• WHAT YOU SHOULD DO:
Begin at the line that contains "Read all visible content and emit it as JSON." and quote each line exactly through the last one. Leave pictures out.

• THE RECORDS:
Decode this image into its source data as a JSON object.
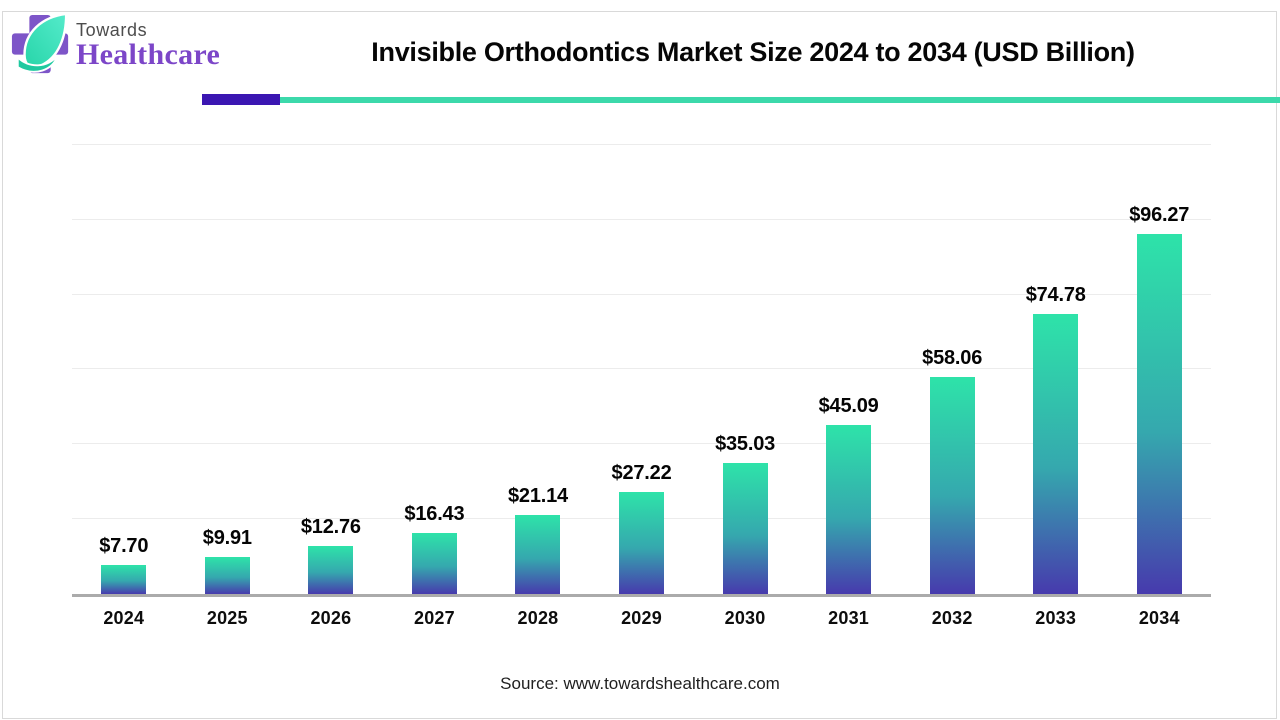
{
  "header": {
    "logo": {
      "brand_top": "Towards",
      "brand_bottom": "Healthcare"
    },
    "title": "Invisible Orthodontics Market Size 2024 to 2034 (USD Billion)"
  },
  "chart_data": {
    "type": "bar",
    "title": "Invisible Orthodontics Market Size 2024 to 2034 (USD Billion)",
    "categories": [
      "2024",
      "2025",
      "2026",
      "2027",
      "2028",
      "2029",
      "2030",
      "2031",
      "2032",
      "2033",
      "2034"
    ],
    "values": [
      7.7,
      9.91,
      12.76,
      16.43,
      21.14,
      27.22,
      35.03,
      45.09,
      58.06,
      74.78,
      96.27
    ],
    "value_labels": [
      "$7.70",
      "$9.91",
      "$12.76",
      "$16.43",
      "$21.14",
      "$27.22",
      "$35.03",
      "$45.09",
      "$58.06",
      "$74.78",
      "$96.27"
    ],
    "unit": "USD Billion",
    "xlabel": "",
    "ylabel": "",
    "ylim": [
      0,
      124
    ],
    "gridline_step": 20,
    "grid": true,
    "legend_position": "none",
    "bar_gradient": [
      "#2ee3a9",
      "#35a8ae",
      "#473aad"
    ]
  },
  "footer": {
    "source": "Source: www.towardshealthcare.com"
  },
  "colors": {
    "accent_purple": "#3b16b2",
    "accent_teal": "#3cd9ab",
    "logo_cross_purple": "#7d55c8",
    "logo_leaf_mint": "#3be0b8",
    "logo_leaf_dark": "#1ec9a0",
    "brand_top_gray": "#4d4d4d",
    "brand_bottom_purple": "#7c46c8",
    "axis_line": "#ababab",
    "gridline": "#ececec",
    "title_color": "#060606"
  }
}
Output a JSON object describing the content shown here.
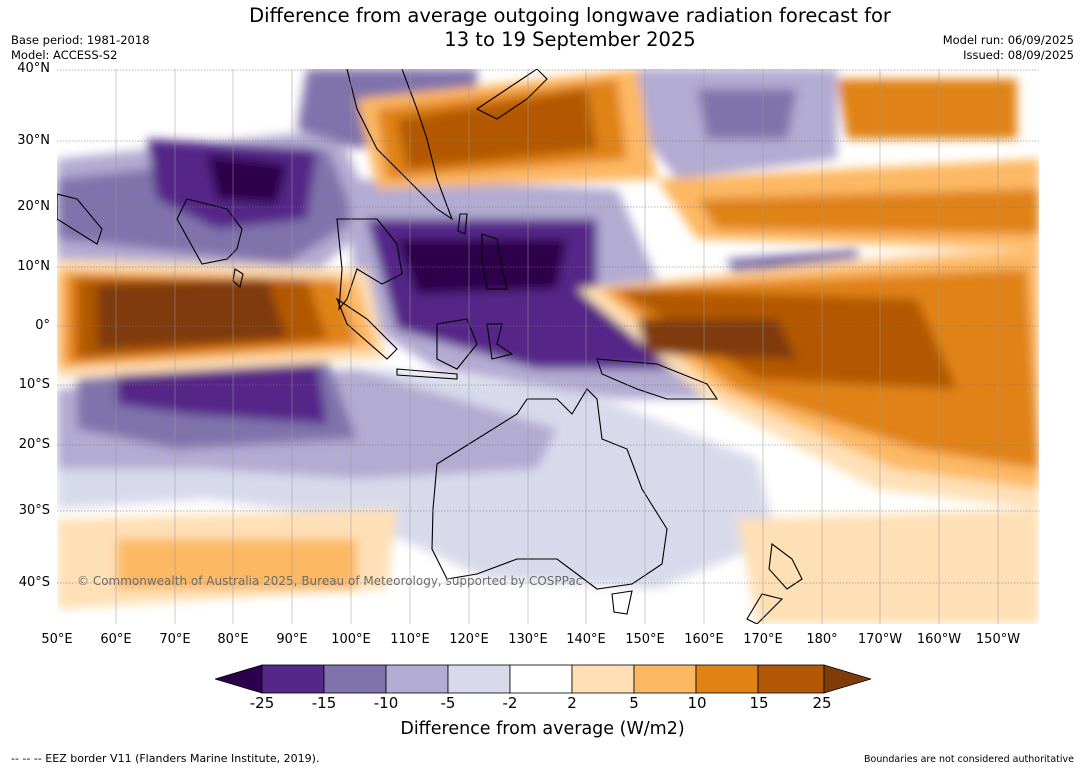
{
  "header": {
    "title_line1": "Difference from average outgoing longwave radiation forecast for",
    "title_line2": "13 to 19 September 2025",
    "base_period": "Base period: 1981-2018",
    "model": "Model: ACCESS-S2",
    "model_run": "Model run: 06/09/2025",
    "issued": "Issued: 08/09/2025"
  },
  "map": {
    "copyright": "© Commonwealth of Australia 2025, Bureau of Meteorology, supported by COSPPac",
    "extent": {
      "lon_min": 50,
      "lon_max": 217,
      "lat_min": -47,
      "lat_max": 40
    },
    "lat_labels": [
      "40°N",
      "30°N",
      "20°N",
      "10°N",
      "0°",
      "10°S",
      "20°S",
      "30°S",
      "40°S"
    ],
    "lat_values": [
      40,
      30,
      20,
      10,
      0,
      -10,
      -20,
      -30,
      -40
    ],
    "lon_labels": [
      "50°E",
      "60°E",
      "70°E",
      "80°E",
      "90°E",
      "100°E",
      "110°E",
      "120°E",
      "130°E",
      "140°E",
      "150°E",
      "160°E",
      "170°E",
      "180°",
      "170°W",
      "160°W",
      "150°W"
    ],
    "lon_values": [
      50,
      60,
      70,
      80,
      90,
      100,
      110,
      120,
      130,
      140,
      150,
      160,
      170,
      180,
      190,
      200,
      210
    ]
  },
  "colorbar": {
    "label": "Difference from average (W/m2)",
    "ticks": [
      "-25",
      "-15",
      "-10",
      "-5",
      "-2",
      "2",
      "5",
      "10",
      "15",
      "25"
    ],
    "colors": [
      "#2d004b",
      "#542788",
      "#8073ac",
      "#b2abd2",
      "#d8daeb",
      "#ffffff",
      "#fee0b6",
      "#fdb863",
      "#e08214",
      "#b35806",
      "#7f3b08"
    ]
  },
  "footer": {
    "eez_note": "--  --  -- EEZ border V11 (Flanders Marine Institute, 2019).",
    "disclaimer": "Boundaries are not considered authoritative"
  }
}
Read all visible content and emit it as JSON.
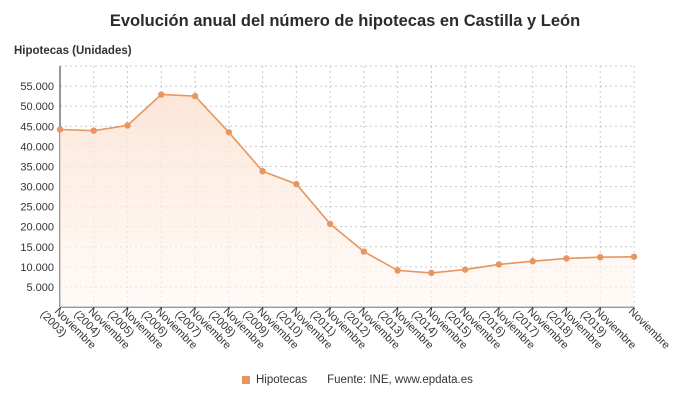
{
  "chart_data": {
    "type": "area",
    "title": "Evolución anual del número de hipotecas en Castilla y León",
    "ylabel": "Hipotecas (Unidades)",
    "xlabel": "",
    "categories": [
      "Noviembre (2003)",
      "Noviembre (2004)",
      "Noviembre (2005)",
      "Noviembre (2006)",
      "Noviembre (2007)",
      "Noviembre (2008)",
      "Noviembre (2009)",
      "Noviembre (2010)",
      "Noviembre (2011)",
      "Noviembre (2012)",
      "Noviembre (2013)",
      "Noviembre (2014)",
      "Noviembre (2015)",
      "Noviembre (2016)",
      "Noviembre (2017)",
      "Noviembre (2018)",
      "Noviembre (2019)",
      "Noviembre"
    ],
    "series": [
      {
        "name": "Hipotecas",
        "values": [
          44200,
          43900,
          45200,
          52900,
          52500,
          43500,
          33800,
          30600,
          20700,
          13800,
          9100,
          8500,
          9300,
          10600,
          11400,
          12100,
          12400,
          12500
        ]
      }
    ],
    "ylim": [
      0,
      60000
    ],
    "yticks": [
      5000,
      10000,
      15000,
      20000,
      25000,
      30000,
      35000,
      40000,
      45000,
      50000,
      55000
    ],
    "ytick_labels": [
      "5.000",
      "10.000",
      "15.000",
      "20.000",
      "25.000",
      "30.000",
      "35.000",
      "40.000",
      "45.000",
      "50.000",
      "55.000"
    ],
    "grid": true,
    "legend_position": "bottom",
    "colors": {
      "line": "#e8955f",
      "fill_top": "#fbe3d3",
      "fill_bottom": "#fff7f2",
      "grid": "#c8c8c8"
    }
  },
  "legend": {
    "label": "Hipotecas"
  },
  "source": "Fuente: INE, www.epdata.es"
}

• RESPONSE:
Read all visible content and emit it as JSON.
{
  "chart_data": {
    "type": "area",
    "title": "Evolución anual del número de hipotecas en Castilla y León",
    "ylabel": "Hipotecas (Unidades)",
    "xlabel": "",
    "categories": [
      "Noviembre (2003)",
      "Noviembre (2004)",
      "Noviembre (2005)",
      "Noviembre (2006)",
      "Noviembre (2007)",
      "Noviembre (2008)",
      "Noviembre (2009)",
      "Noviembre (2010)",
      "Noviembre (2011)",
      "Noviembre (2012)",
      "Noviembre (2013)",
      "Noviembre (2014)",
      "Noviembre (2015)",
      "Noviembre (2016)",
      "Noviembre (2017)",
      "Noviembre (2018)",
      "Noviembre (2019)",
      "Noviembre"
    ],
    "series": [
      {
        "name": "Hipotecas",
        "values": [
          44200,
          43900,
          45200,
          52900,
          52500,
          43500,
          33800,
          30600,
          20700,
          13800,
          9100,
          8500,
          9300,
          10600,
          11400,
          12100,
          12400,
          12500
        ]
      }
    ],
    "ylim": [
      0,
      60000
    ],
    "yticks": [
      5000,
      10000,
      15000,
      20000,
      25000,
      30000,
      35000,
      40000,
      45000,
      50000,
      55000
    ],
    "ytick_labels": [
      "5.000",
      "10.000",
      "15.000",
      "20.000",
      "25.000",
      "30.000",
      "35.000",
      "40.000",
      "45.000",
      "50.000",
      "55.000"
    ],
    "grid": true,
    "legend_position": "bottom",
    "colors": {
      "line": "#e8955f",
      "fill_top": "#fbe3d3",
      "fill_bottom": "#fff7f2",
      "grid": "#c8c8c8"
    }
  },
  "legend": {
    "label": "Hipotecas"
  },
  "source": "Fuente: INE, www.epdata.es"
}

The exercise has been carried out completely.